== To do ==
The records below must be copied in full; omit the images.

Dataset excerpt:
^^^^

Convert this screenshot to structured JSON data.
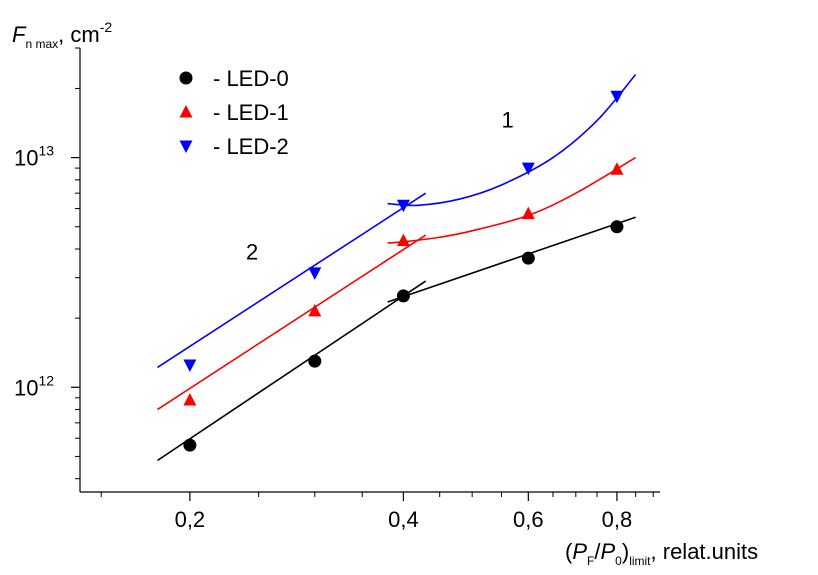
{
  "chart_data": {
    "type": "scatter",
    "x_scale": "log",
    "y_scale": "log",
    "xlim": [
      0.14,
      0.92
    ],
    "ylim": [
      350000000000.0,
      30000000000000.0
    ],
    "grid": false,
    "legend_placement": "top-left",
    "ylabel": {
      "main": "F",
      "sub": "n max",
      "rest": ", cm",
      "sup": "-2"
    },
    "xlabel": {
      "open": "(P",
      "sub1": "F",
      "slash": "/P",
      "sub2": "0",
      "close": ")",
      "sub3": "limit",
      "rest": ", relat.units"
    },
    "x_ticks": [
      {
        "value": 0.2,
        "label": "0,2"
      },
      {
        "value": 0.4,
        "label": "0,4"
      },
      {
        "value": 0.6,
        "label": "0,6"
      },
      {
        "value": 0.8,
        "label": "0,8"
      }
    ],
    "x_minor_ticks": [
      0.15,
      0.25,
      0.3,
      0.35,
      0.45,
      0.5,
      0.55,
      0.65,
      0.7,
      0.75,
      0.85,
      0.9
    ],
    "y_ticks": [
      {
        "value": 1000000000000.0,
        "base": "10",
        "exp": "12"
      },
      {
        "value": 10000000000000.0,
        "base": "10",
        "exp": "13"
      }
    ],
    "y_minor_ticks": [
      400000000000.0,
      500000000000.0,
      600000000000.0,
      700000000000.0,
      800000000000.0,
      900000000000.0,
      2000000000000.0,
      3000000000000.0,
      4000000000000.0,
      5000000000000.0,
      6000000000000.0,
      7000000000000.0,
      8000000000000.0,
      9000000000000.0,
      20000000000000.0,
      30000000000000.0
    ],
    "series": [
      {
        "name": "- LED-0",
        "marker": "circle",
        "color": "#000000",
        "line_color": "#000000",
        "x": [
          0.2,
          0.3,
          0.4,
          0.6,
          0.8
        ],
        "y": [
          560000000000.0,
          1300000000000.0,
          2500000000000.0,
          3650000000000.0,
          5000000000000.0
        ]
      },
      {
        "name": "- LED-1",
        "marker": "triangle-up",
        "color": "#ff0000",
        "line_color": "#ff0000",
        "x": [
          0.2,
          0.3,
          0.4,
          0.6,
          0.8
        ],
        "y": [
          880000000000.0,
          2150000000000.0,
          4350000000000.0,
          5700000000000.0,
          8900000000000.0
        ]
      },
      {
        "name": "- LED-2",
        "marker": "triangle-down",
        "color": "#0000ff",
        "line_color": "#0000ff",
        "x": [
          0.2,
          0.3,
          0.4,
          0.6,
          0.8
        ],
        "y": [
          1250000000000.0,
          3150000000000.0,
          6200000000000.0,
          9000000000000.0,
          18500000000000.0
        ]
      }
    ],
    "fit_lines": [
      {
        "color": "#000000",
        "points": [
          [
            0.18,
            480000000000.0
          ],
          [
            0.43,
            2900000000000.0
          ]
        ]
      },
      {
        "color": "#000000",
        "points": [
          [
            0.38,
            2350000000000.0
          ],
          [
            0.85,
            5500000000000.0
          ]
        ]
      },
      {
        "color": "#ff0000",
        "points": [
          [
            0.18,
            800000000000.0
          ],
          [
            0.43,
            4600000000000.0
          ]
        ]
      },
      {
        "color": "#ff0000",
        "points": [
          [
            0.38,
            4250000000000.0
          ],
          [
            0.4,
            4300000000000.0
          ],
          [
            0.45,
            4500000000000.0
          ],
          [
            0.5,
            4800000000000.0
          ],
          [
            0.6,
            5600000000000.0
          ],
          [
            0.7,
            7000000000000.0
          ],
          [
            0.85,
            10000000000000.0
          ]
        ]
      },
      {
        "color": "#0000ff",
        "points": [
          [
            0.18,
            1220000000000.0
          ],
          [
            0.43,
            7000000000000.0
          ]
        ]
      },
      {
        "color": "#0000ff",
        "points": [
          [
            0.38,
            6300000000000.0
          ],
          [
            0.42,
            6200000000000.0
          ],
          [
            0.48,
            6600000000000.0
          ],
          [
            0.55,
            7600000000000.0
          ],
          [
            0.65,
            10000000000000.0
          ],
          [
            0.75,
            14500000000000.0
          ],
          [
            0.85,
            23000000000000.0
          ]
        ]
      }
    ],
    "annotations": [
      {
        "text": "1",
        "x": 0.55,
        "y": 13500000000000.0
      },
      {
        "text": "2",
        "x": 0.24,
        "y": 3600000000000.0
      }
    ]
  }
}
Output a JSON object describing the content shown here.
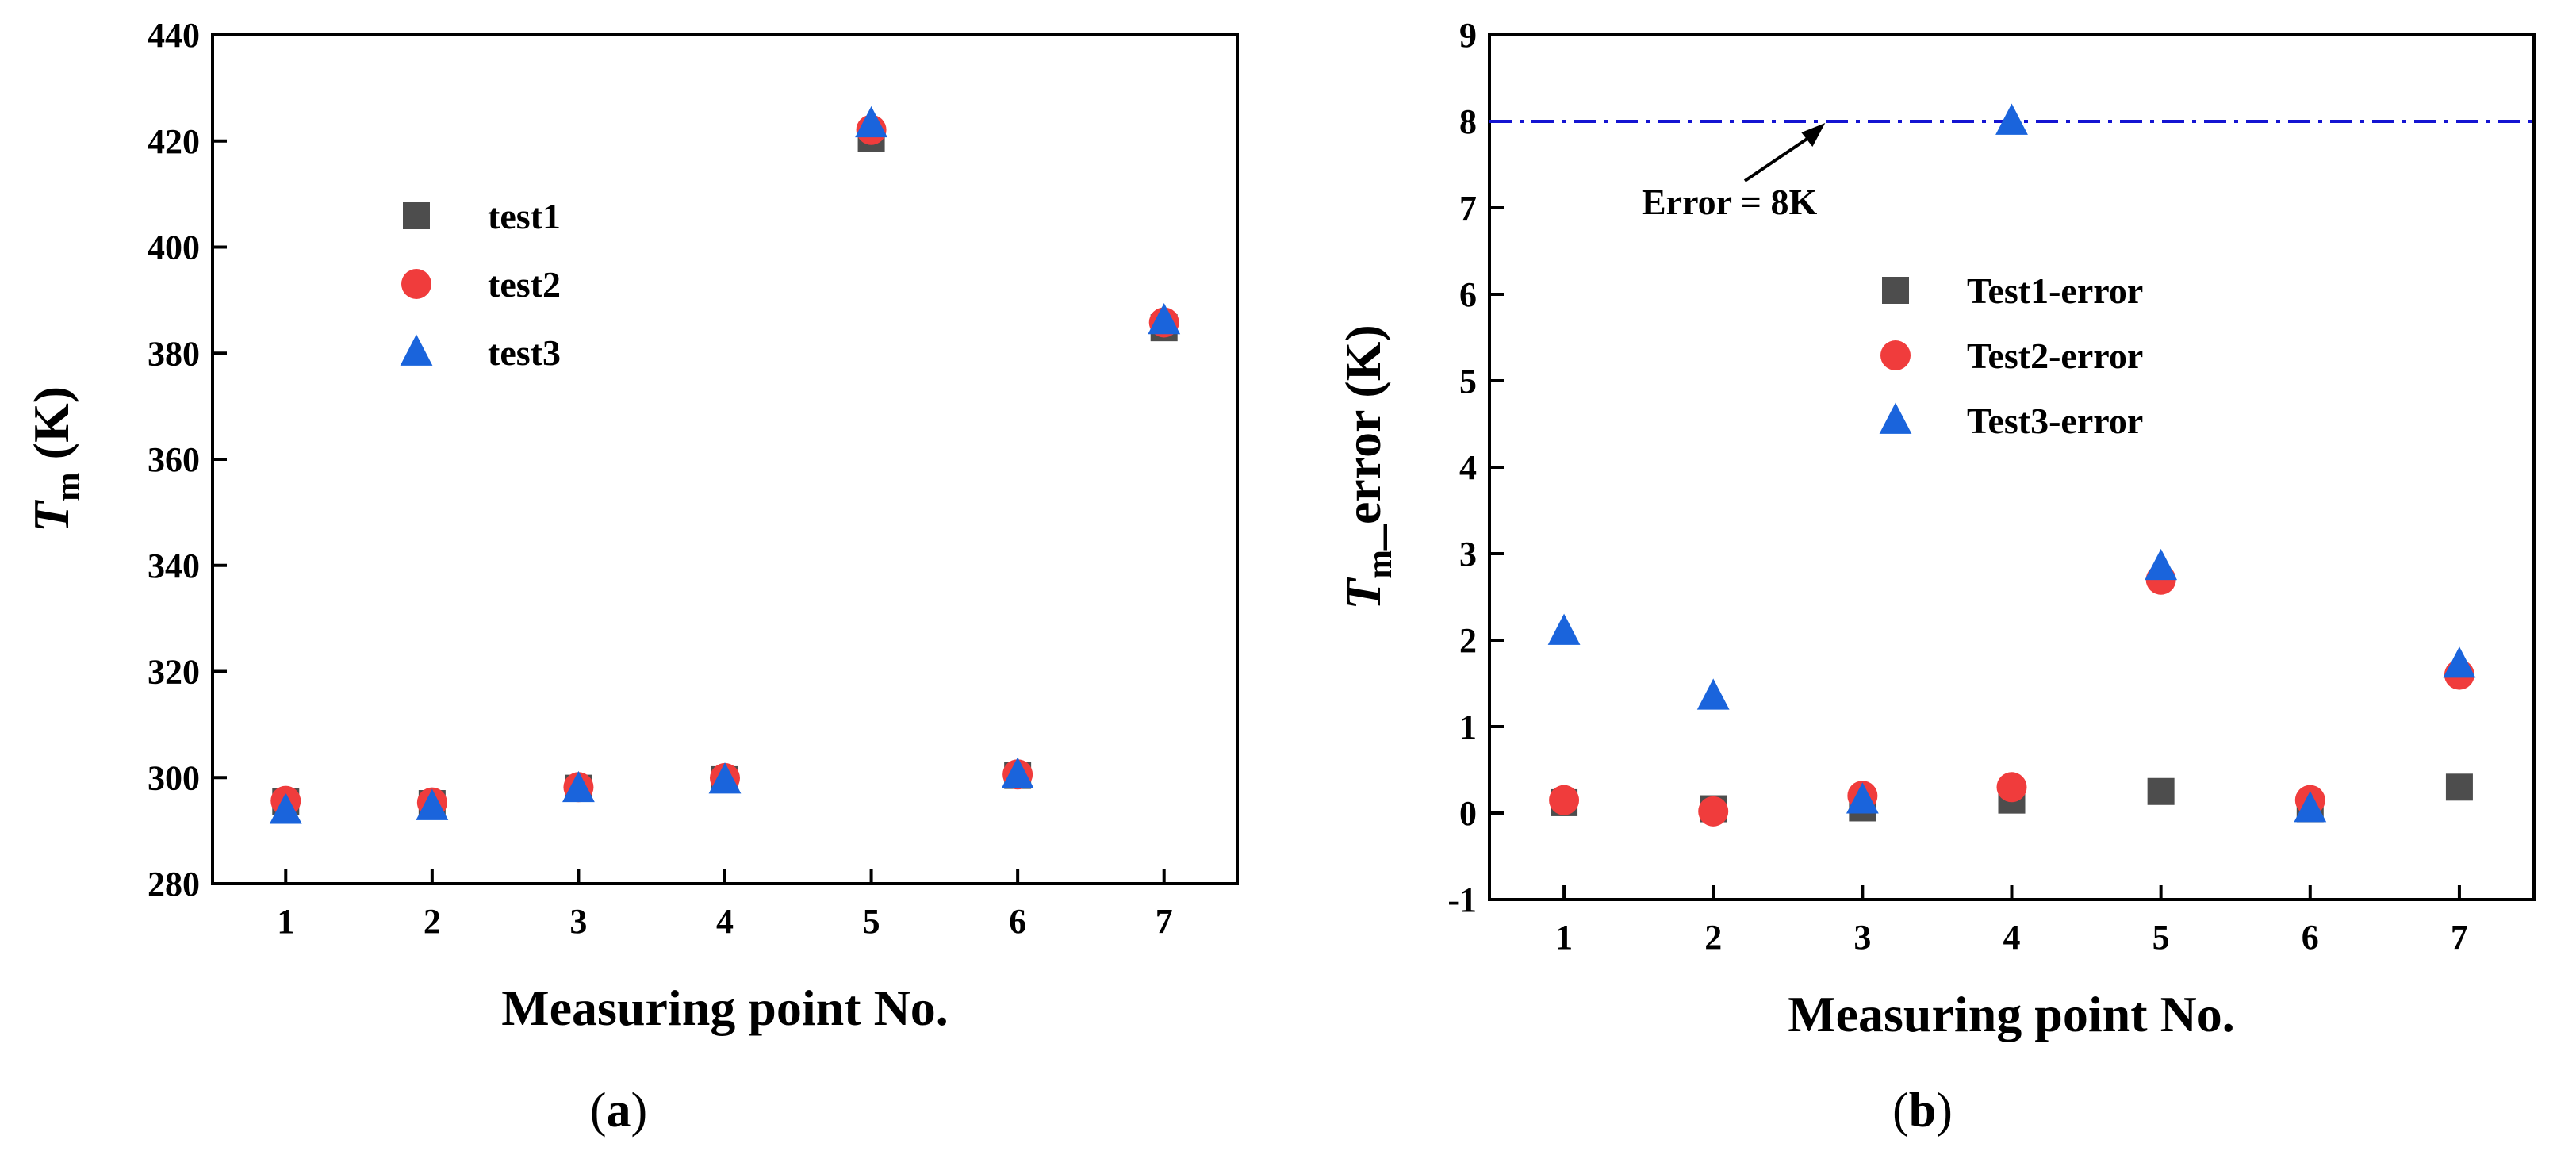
{
  "chart_data": [
    {
      "type": "scatter",
      "panel_label": "a",
      "xlabel": "Measuring point No.",
      "ylabel_main": "T",
      "ylabel_sub": "m",
      "ylabel_unit": " (K)",
      "xlim": [
        0.5,
        7.5
      ],
      "ylim": [
        280,
        440
      ],
      "xticks": [
        1,
        2,
        3,
        4,
        5,
        6,
        7
      ],
      "yticks": [
        280,
        300,
        320,
        340,
        360,
        380,
        400,
        420,
        440
      ],
      "grid": false,
      "legend_placement": "upper-left",
      "series": [
        {
          "name": "test1",
          "marker": "square",
          "color": "#4d4d4d",
          "x": [
            1,
            2,
            3,
            4,
            5,
            6,
            7
          ],
          "y": [
            295.4,
            295.1,
            298.0,
            299.6,
            420.5,
            300.4,
            384.8
          ]
        },
        {
          "name": "test2",
          "marker": "circle",
          "color": "#f03c3c",
          "x": [
            1,
            2,
            3,
            4,
            5,
            6,
            7
          ],
          "y": [
            295.6,
            295.3,
            298.2,
            299.9,
            422.1,
            300.6,
            385.8
          ]
        },
        {
          "name": "test3",
          "marker": "triangle",
          "color": "#1a64dc",
          "x": [
            1,
            2,
            3,
            4,
            5,
            6,
            7
          ],
          "y": [
            293.8,
            294.5,
            297.9,
            299.5,
            423.2,
            300.5,
            386.1
          ]
        }
      ]
    },
    {
      "type": "scatter",
      "panel_label": "b",
      "xlabel": "Measuring point No.",
      "ylabel_main": "T",
      "ylabel_sub": "m",
      "ylabel_unit": "_error (K)",
      "xlim": [
        0.5,
        7.5
      ],
      "ylim": [
        -1,
        9
      ],
      "xticks": [
        1,
        2,
        3,
        4,
        5,
        6,
        7
      ],
      "yticks": [
        -1,
        0,
        1,
        2,
        3,
        4,
        5,
        6,
        7,
        8,
        9
      ],
      "grid": false,
      "legend_placement": "center-left",
      "reference_line": {
        "y": 8,
        "color": "#1414d2",
        "style": "dash-dot",
        "label": "Error = 8K",
        "arrow_to_x": 2.75
      },
      "series": [
        {
          "name": "Test1-error",
          "marker": "square",
          "color": "#4d4d4d",
          "x": [
            1,
            2,
            3,
            4,
            5,
            6,
            7
          ],
          "y": [
            0.12,
            0.05,
            0.06,
            0.15,
            0.25,
            0.05,
            0.3
          ]
        },
        {
          "name": "Test2-error",
          "marker": "circle",
          "color": "#f03c3c",
          "x": [
            1,
            2,
            3,
            4,
            5,
            6,
            7
          ],
          "y": [
            0.15,
            0.02,
            0.2,
            0.3,
            2.7,
            0.15,
            1.6
          ]
        },
        {
          "name": "Test3-error",
          "marker": "triangle",
          "color": "#1a64dc",
          "x": [
            1,
            2,
            3,
            4,
            5,
            6,
            7
          ],
          "y": [
            2.1,
            1.35,
            0.15,
            8.0,
            2.85,
            0.05,
            1.72
          ]
        }
      ]
    }
  ]
}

^^^^

== Result of this exercise ==
Convert this screenshot to structured JSON data.
{
  "chart_data": {
    "type": "scatter",
    "x_scale": "log",
    "y_scale": "log",
    "xlim": [
      0.14,
      0.92
    ],
    "ylim": [
      350000000000.0,
      30000000000000.0
    ],
    "grid": false,
    "legend_placement": "top-left",
    "ylabel": {
      "main": "F",
      "sub": "n max",
      "rest": ", cm",
      "sup": "-2"
    },
    "xlabel": {
      "open": "(P",
      "sub1": "F",
      "slash": "/P",
      "sub2": "0",
      "close": ")",
      "sub3": "limit",
      "rest": ", relat.units"
    },
    "x_ticks": [
      {
        "value": 0.2,
        "label": "0,2"
      },
      {
        "value": 0.4,
        "label": "0,4"
      },
      {
        "value": 0.6,
        "label": "0,6"
      },
      {
        "value": 0.8,
        "label": "0,8"
      }
    ],
    "x_minor_ticks": [
      0.15,
      0.25,
      0.3,
      0.35,
      0.45,
      0.5,
      0.55,
      0.65,
      0.7,
      0.75,
      0.85,
      0.9
    ],
    "y_ticks": [
      {
        "value": 1000000000000.0,
        "base": "10",
        "exp": "12"
      },
      {
        "value": 10000000000000.0,
        "base": "10",
        "exp": "13"
      }
    ],
    "y_minor_ticks": [
      400000000000.0,
      500000000000.0,
      600000000000.0,
      700000000000.0,
      800000000000.0,
      900000000000.0,
      2000000000000.0,
      3000000000000.0,
      4000000000000.0,
      5000000000000.0,
      6000000000000.0,
      7000000000000.0,
      8000000000000.0,
      9000000000000.0,
      20000000000000.0,
      30000000000000.0
    ],
    "series": [
      {
        "name": "- LED-0",
        "marker": "circle",
        "color": "#000000",
        "line_color": "#000000",
        "x": [
          0.2,
          0.3,
          0.4,
          0.6,
          0.8
        ],
        "y": [
          560000000000.0,
          1300000000000.0,
          2500000000000.0,
          3650000000000.0,
          5000000000000.0
        ]
      },
      {
        "name": "- LED-1",
        "marker": "triangle-up",
        "color": "#ff0000",
        "line_color": "#ff0000",
        "x": [
          0.2,
          0.3,
          0.4,
          0.6,
          0.8
        ],
        "y": [
          880000000000.0,
          2150000000000.0,
          4350000000000.0,
          5700000000000.0,
          8900000000000.0
        ]
      },
      {
        "name": "- LED-2",
        "marker": "triangle-down",
        "color": "#0000ff",
        "line_color": "#0000ff",
        "x": [
          0.2,
          0.3,
          0.4,
          0.6,
          0.8
        ],
        "y": [
          1250000000000.0,
          3150000000000.0,
          6200000000000.0,
          9000000000000.0,
          18500000000000.0
        ]
      }
    ],
    "fit_lines": [
      {
        "color": "#000000",
        "points": [
          [
            0.18,
            480000000000.0
          ],
          [
            0.43,
            2900000000000.0
          ]
        ]
      },
      {
        "color": "#000000",
        "points": [
          [
            0.38,
            2350000000000.0
          ],
          [
            0.85,
            5500000000000.0
          ]
        ]
      },
      {
        "color": "#ff0000",
        "points": [
          [
            0.18,
            800000000000.0
          ],
          [
            0.43,
            4600000000000.0
          ]
        ]
      },
      {
        "color": "#ff0000",
        "points": [
          [
            0.38,
            4250000000000.0
          ],
          [
            0.4,
            4300000000000.0
          ],
          [
            0.45,
            4500000000000.0
          ],
          [
            0.5,
            4800000000000.0
          ],
          [
            0.6,
            5600000000000.0
          ],
          [
            0.7,
            7000000000000.0
          ],
          [
            0.85,
            10000000000000.0
          ]
        ]
      },
      {
        "color": "#0000ff",
        "points": [
          [
            0.18,
            1220000000000.0
          ],
          [
            0.43,
            7000000000000.0
          ]
        ]
      },
      {
        "color": "#0000ff",
        "points": [
          [
            0.38,
            6300000000000.0
          ],
          [
            0.42,
            6200000000000.0
          ],
          [
            0.48,
            6600000000000.0
          ],
          [
            0.55,
            7600000000000.0
          ],
          [
            0.65,
            10000000000000.0
          ],
          [
            0.75,
            14500000000000.0
          ],
          [
            0.85,
            23000000000000.0
          ]
        ]
      }
    ],
    "annotations": [
      {
        "text": "1",
        "x": 0.55,
        "y": 13500000000000.0
      },
      {
        "text": "2",
        "x": 0.24,
        "y": 3600000000000.0
      }
    ]
  }
}
Output a JSON object describing the content shown here.
{
  "chart_data": [
    {
      "type": "scatter",
      "panel_label": "a",
      "xlabel": "Measuring point No.",
      "ylabel_main": "T",
      "ylabel_sub": "m",
      "ylabel_unit": " (K)",
      "xlim": [
        0.5,
        7.5
      ],
      "ylim": [
        280,
        440
      ],
      "xticks": [
        1,
        2,
        3,
        4,
        5,
        6,
        7
      ],
      "yticks": [
        280,
        300,
        320,
        340,
        360,
        380,
        400,
        420,
        440
      ],
      "grid": false,
      "legend_placement": "upper-left",
      "series": [
        {
          "name": "test1",
          "marker": "square",
          "color": "#4d4d4d",
          "x": [
            1,
            2,
            3,
            4,
            5,
            6,
            7
          ],
          "y": [
            295.4,
            295.1,
            298.0,
            299.6,
            420.5,
            300.4,
            384.8
          ]
        },
        {
          "name": "test2",
          "marker": "circle",
          "color": "#f03c3c",
          "x": [
            1,
            2,
            3,
            4,
            5,
            6,
            7
          ],
          "y": [
            295.6,
            295.3,
            298.2,
            299.9,
            422.1,
            300.6,
            385.8
          ]
        },
        {
          "name": "test3",
          "marker": "triangle",
          "color": "#1a64dc",
          "x": [
            1,
            2,
            3,
            4,
            5,
            6,
            7
          ],
          "y": [
            293.8,
            294.5,
            297.9,
            299.5,
            423.2,
            300.5,
            386.1
          ]
        }
      ]
    },
    {
      "type": "scatter",
      "panel_label": "b",
      "xlabel": "Measuring point No.",
      "ylabel_main": "T",
      "ylabel_sub": "m",
      "ylabel_unit": "_error (K)",
      "xlim": [
        0.5,
        7.5
      ],
      "ylim": [
        -1,
        9
      ],
      "xticks": [
        1,
        2,
        3,
        4,
        5,
        6,
        7
      ],
      "yticks": [
        -1,
        0,
        1,
        2,
        3,
        4,
        5,
        6,
        7,
        8,
        9
      ],
      "grid": false,
      "legend_placement": "center-left",
      "reference_line": {
        "y": 8,
        "color": "#1414d2",
        "style": "dash-dot",
        "label": "Error = 8K",
        "arrow_to_x": 2.75
      },
      "series": [
        {
          "name": "Test1-error",
          "marker": "square",
          "color": "#4d4d4d",
          "x": [
            1,
            2,
            3,
            4,
            5,
            6,
            7
          ],
          "y": [
            0.12,
            0.05,
            0.06,
            0.15,
            0.25,
            0.05,
            0.3
          ]
        },
        {
          "name": "Test2-error",
          "marker": "circle",
          "color": "#f03c3c",
          "x": [
            1,
            2,
            3,
            4,
            5,
            6,
            7
          ],
          "y": [
            0.15,
            0.02,
            0.2,
            0.3,
            2.7,
            0.15,
            1.6
          ]
        },
        {
          "name": "Test3-error",
          "marker": "triangle",
          "color": "#1a64dc",
          "x": [
            1,
            2,
            3,
            4,
            5,
            6,
            7
          ],
          "y": [
            2.1,
            1.35,
            0.15,
            8.0,
            2.85,
            0.05,
            1.72
          ]
        }
      ]
    }
  ]
}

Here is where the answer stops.